§ What to work on
Records follow. Pull out every line that contains "this".

--- Begin ---

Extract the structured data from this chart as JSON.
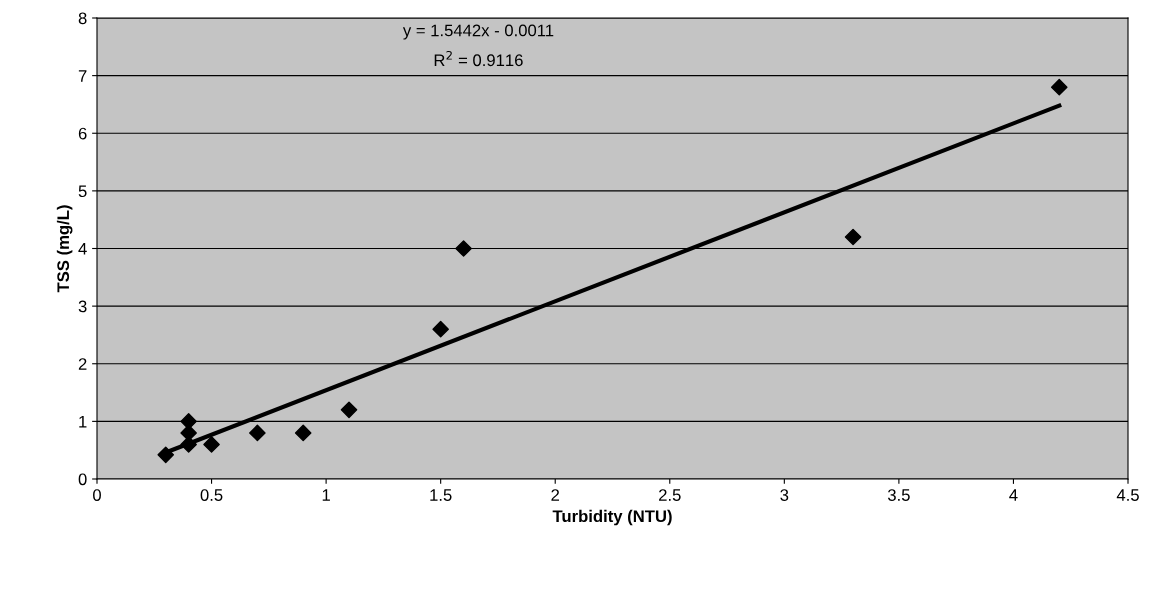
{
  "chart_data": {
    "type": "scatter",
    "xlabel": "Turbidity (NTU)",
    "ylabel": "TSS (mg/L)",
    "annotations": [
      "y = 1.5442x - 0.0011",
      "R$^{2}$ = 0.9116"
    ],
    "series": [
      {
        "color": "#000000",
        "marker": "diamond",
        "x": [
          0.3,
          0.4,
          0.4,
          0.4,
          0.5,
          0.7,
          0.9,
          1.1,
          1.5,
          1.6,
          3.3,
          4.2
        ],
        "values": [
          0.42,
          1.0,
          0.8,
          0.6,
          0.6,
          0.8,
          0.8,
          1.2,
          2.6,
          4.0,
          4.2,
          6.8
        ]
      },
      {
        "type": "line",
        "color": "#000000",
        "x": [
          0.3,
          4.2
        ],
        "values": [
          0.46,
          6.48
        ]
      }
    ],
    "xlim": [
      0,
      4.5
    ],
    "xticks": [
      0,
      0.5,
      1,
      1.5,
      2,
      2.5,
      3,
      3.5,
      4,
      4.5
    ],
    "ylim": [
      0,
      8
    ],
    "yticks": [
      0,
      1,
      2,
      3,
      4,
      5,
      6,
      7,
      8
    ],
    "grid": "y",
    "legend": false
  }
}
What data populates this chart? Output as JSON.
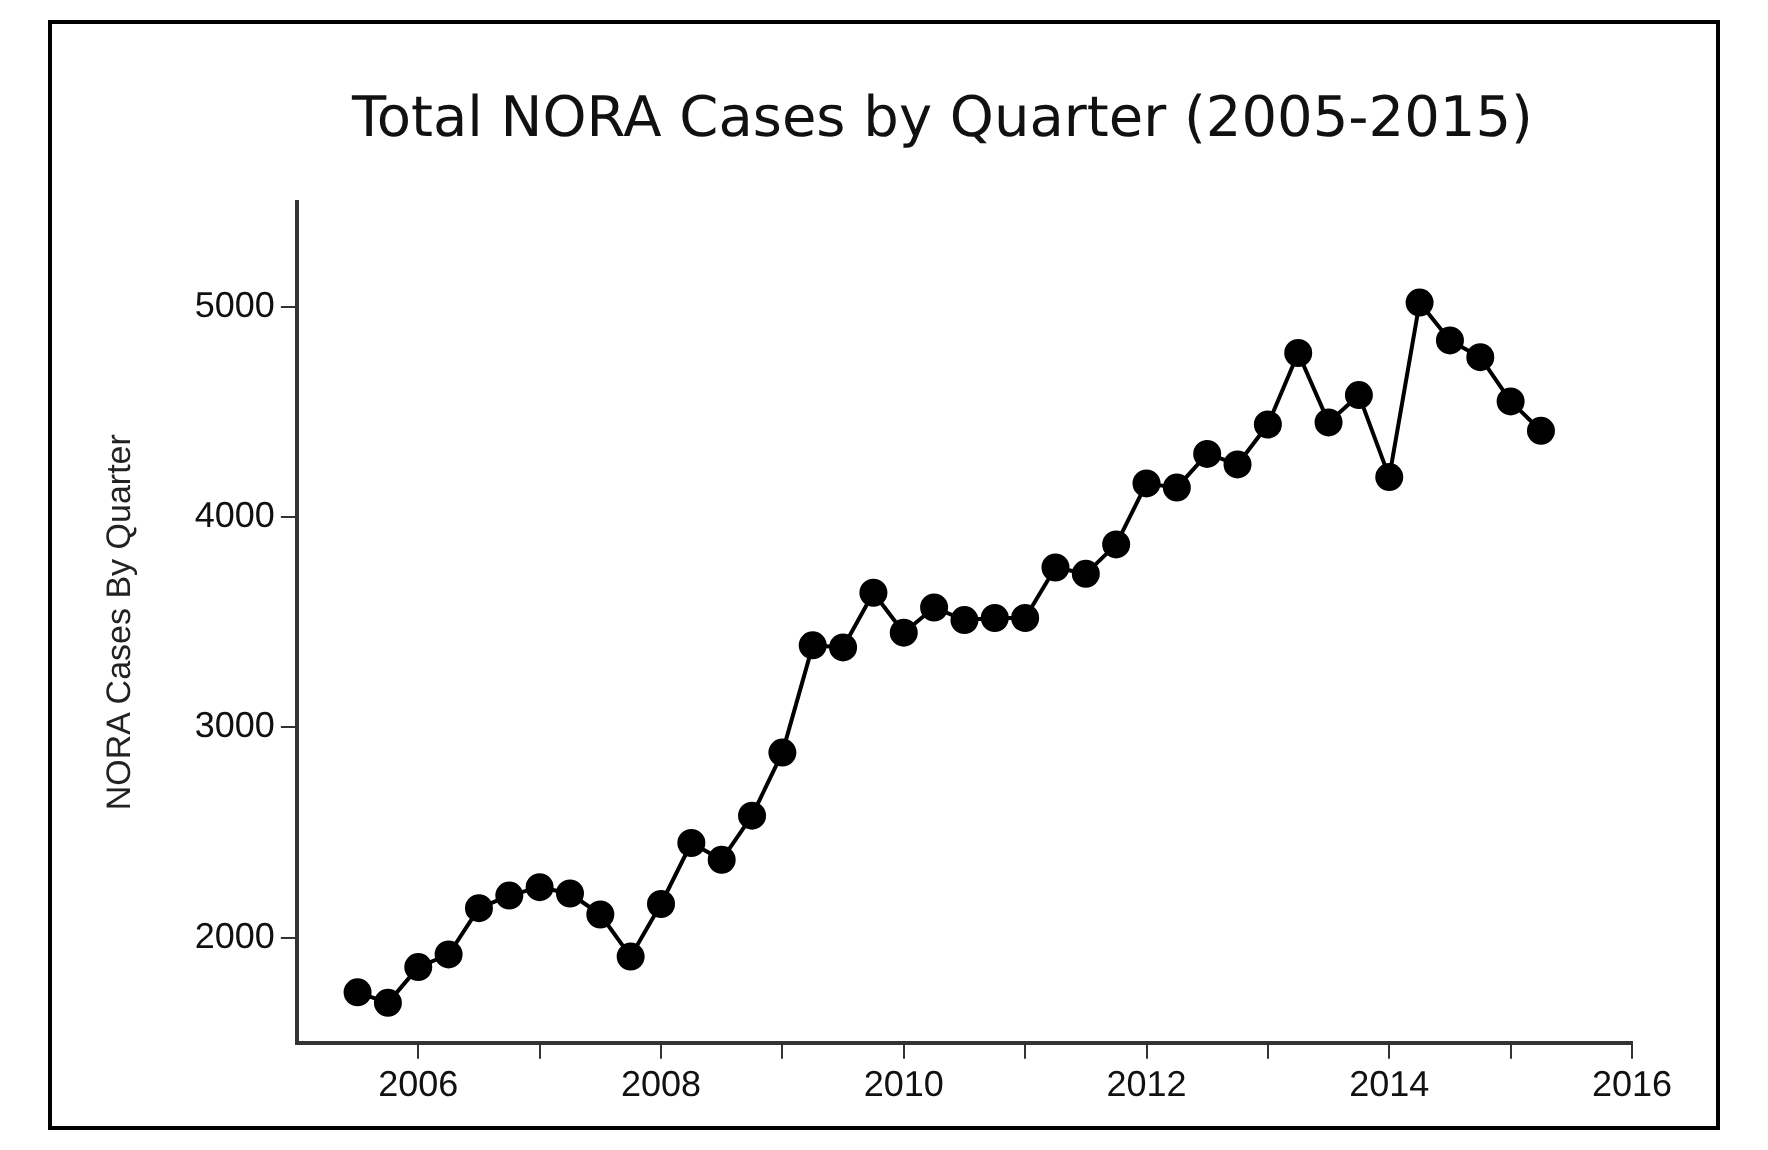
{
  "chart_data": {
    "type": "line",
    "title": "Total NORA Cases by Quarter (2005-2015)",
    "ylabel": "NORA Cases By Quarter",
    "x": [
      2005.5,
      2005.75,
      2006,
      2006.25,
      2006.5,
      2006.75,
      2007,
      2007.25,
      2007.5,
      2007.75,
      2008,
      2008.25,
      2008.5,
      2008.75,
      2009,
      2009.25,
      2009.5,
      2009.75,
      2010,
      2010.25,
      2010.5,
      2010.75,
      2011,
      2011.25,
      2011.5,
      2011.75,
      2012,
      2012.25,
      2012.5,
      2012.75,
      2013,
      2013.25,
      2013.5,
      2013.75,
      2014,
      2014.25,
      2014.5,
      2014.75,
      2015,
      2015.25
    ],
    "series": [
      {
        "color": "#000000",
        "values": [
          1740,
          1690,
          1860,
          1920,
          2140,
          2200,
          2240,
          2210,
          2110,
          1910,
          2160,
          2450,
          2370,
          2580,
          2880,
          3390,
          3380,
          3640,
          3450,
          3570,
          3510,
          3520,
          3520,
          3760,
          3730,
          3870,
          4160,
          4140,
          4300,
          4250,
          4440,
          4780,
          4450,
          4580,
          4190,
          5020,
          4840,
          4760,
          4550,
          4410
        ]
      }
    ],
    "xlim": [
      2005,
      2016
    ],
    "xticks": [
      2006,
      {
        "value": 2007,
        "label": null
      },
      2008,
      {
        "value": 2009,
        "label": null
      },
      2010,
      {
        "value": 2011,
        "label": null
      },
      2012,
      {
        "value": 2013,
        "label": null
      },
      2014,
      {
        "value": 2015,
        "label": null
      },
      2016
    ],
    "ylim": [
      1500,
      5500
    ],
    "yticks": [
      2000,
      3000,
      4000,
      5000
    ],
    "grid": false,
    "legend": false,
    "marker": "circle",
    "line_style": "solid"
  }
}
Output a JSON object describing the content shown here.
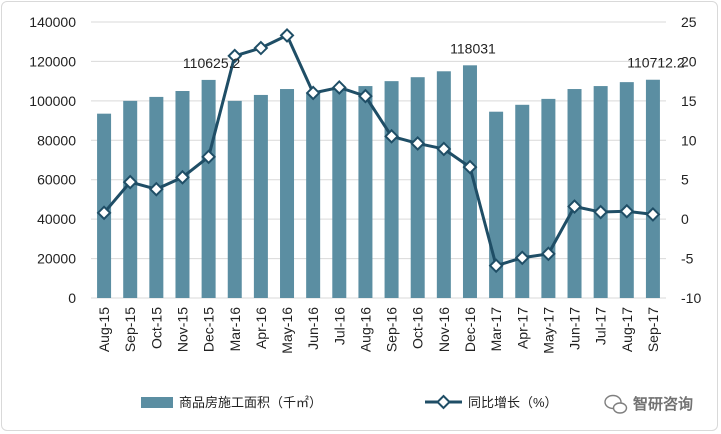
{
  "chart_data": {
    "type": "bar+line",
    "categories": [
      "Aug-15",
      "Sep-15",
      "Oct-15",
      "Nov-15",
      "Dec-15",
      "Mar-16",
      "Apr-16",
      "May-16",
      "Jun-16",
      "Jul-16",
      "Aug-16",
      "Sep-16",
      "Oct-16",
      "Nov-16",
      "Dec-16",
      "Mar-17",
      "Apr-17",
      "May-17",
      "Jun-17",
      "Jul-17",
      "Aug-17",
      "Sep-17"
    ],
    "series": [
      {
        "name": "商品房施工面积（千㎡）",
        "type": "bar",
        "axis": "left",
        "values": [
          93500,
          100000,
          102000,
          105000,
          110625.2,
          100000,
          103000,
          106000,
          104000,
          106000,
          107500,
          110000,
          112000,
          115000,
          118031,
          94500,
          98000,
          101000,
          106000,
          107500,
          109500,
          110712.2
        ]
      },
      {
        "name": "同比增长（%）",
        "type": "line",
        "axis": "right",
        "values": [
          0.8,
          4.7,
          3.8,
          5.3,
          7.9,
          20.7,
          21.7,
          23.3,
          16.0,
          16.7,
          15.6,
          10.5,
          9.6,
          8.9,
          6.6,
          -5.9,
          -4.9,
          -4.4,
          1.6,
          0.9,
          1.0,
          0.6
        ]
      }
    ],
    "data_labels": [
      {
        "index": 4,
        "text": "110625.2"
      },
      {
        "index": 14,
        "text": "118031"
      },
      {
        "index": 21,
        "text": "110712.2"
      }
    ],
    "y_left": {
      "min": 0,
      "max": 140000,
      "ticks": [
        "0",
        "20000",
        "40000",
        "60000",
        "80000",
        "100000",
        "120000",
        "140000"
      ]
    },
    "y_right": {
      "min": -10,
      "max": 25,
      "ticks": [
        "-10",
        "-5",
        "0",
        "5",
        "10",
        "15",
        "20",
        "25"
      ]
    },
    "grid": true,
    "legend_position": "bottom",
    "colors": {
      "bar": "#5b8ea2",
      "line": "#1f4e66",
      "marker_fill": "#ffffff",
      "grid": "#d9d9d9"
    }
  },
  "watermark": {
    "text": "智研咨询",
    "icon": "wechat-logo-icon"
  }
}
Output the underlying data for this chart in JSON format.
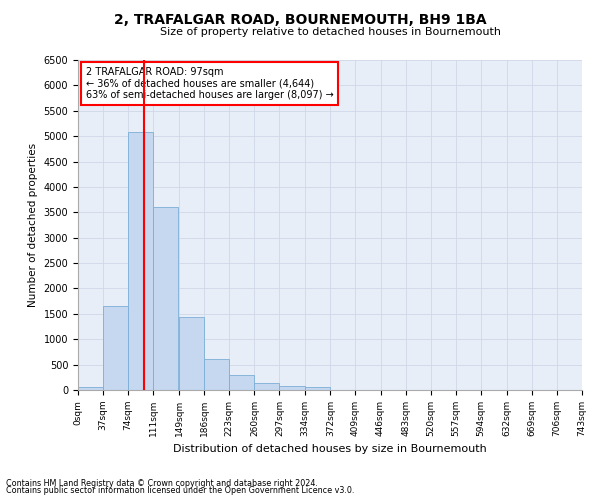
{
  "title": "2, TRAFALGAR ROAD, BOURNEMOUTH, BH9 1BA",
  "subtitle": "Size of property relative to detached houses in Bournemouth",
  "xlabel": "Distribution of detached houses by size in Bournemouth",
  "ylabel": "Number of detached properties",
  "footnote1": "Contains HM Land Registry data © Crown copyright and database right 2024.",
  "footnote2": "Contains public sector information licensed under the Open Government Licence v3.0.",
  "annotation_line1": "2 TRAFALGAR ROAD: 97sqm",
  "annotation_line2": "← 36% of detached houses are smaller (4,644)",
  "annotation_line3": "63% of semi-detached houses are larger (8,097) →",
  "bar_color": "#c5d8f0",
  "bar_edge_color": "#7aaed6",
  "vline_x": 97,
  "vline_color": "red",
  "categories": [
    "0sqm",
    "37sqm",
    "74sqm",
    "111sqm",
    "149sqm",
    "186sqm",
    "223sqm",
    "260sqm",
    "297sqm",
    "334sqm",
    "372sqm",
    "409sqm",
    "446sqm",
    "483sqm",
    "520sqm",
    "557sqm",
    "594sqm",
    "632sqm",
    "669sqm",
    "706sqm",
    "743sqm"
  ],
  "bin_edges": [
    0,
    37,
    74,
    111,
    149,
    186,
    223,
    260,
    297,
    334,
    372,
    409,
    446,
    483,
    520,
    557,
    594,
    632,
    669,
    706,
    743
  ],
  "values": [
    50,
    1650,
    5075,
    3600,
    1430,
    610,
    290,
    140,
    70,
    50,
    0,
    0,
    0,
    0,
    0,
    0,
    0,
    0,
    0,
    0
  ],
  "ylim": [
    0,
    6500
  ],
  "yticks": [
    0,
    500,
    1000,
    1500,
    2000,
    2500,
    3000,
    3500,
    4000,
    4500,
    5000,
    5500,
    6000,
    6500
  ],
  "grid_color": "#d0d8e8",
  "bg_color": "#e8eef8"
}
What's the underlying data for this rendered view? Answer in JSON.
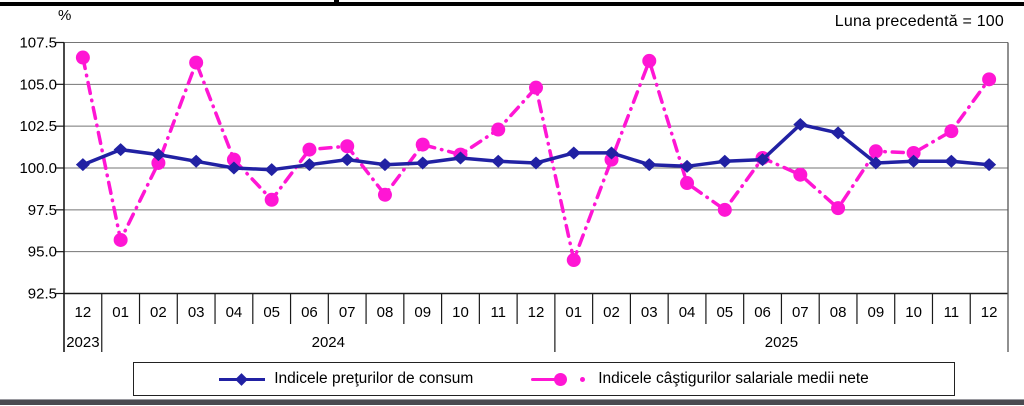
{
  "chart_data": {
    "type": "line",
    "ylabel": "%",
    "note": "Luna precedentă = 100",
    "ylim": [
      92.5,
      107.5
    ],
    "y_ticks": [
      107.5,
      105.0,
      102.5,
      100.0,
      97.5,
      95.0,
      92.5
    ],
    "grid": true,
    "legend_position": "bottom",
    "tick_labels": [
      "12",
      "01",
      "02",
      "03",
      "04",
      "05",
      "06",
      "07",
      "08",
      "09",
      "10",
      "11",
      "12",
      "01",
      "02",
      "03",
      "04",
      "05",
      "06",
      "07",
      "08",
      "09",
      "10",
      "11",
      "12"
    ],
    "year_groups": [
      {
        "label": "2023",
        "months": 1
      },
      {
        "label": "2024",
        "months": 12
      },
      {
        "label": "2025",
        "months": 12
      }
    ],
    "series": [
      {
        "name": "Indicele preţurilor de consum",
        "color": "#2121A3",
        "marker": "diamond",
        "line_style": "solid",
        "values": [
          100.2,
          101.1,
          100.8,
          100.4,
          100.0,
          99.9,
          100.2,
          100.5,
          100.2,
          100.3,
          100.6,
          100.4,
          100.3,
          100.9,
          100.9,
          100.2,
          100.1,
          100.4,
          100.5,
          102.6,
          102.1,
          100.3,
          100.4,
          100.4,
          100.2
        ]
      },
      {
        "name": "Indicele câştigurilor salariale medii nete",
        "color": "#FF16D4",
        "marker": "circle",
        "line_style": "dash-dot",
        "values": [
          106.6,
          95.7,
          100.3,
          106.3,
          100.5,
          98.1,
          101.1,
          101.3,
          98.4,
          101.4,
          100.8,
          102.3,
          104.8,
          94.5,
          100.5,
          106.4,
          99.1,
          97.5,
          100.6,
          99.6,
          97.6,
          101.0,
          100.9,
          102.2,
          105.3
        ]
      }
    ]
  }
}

--- End ---

§ Correct response
Extract the structured data from this chart as JSON.
What data populates this chart? Output as JSON.
Output the underlying data for this chart in JSON format.
What's the underlying data for this rendered view? Answer in JSON.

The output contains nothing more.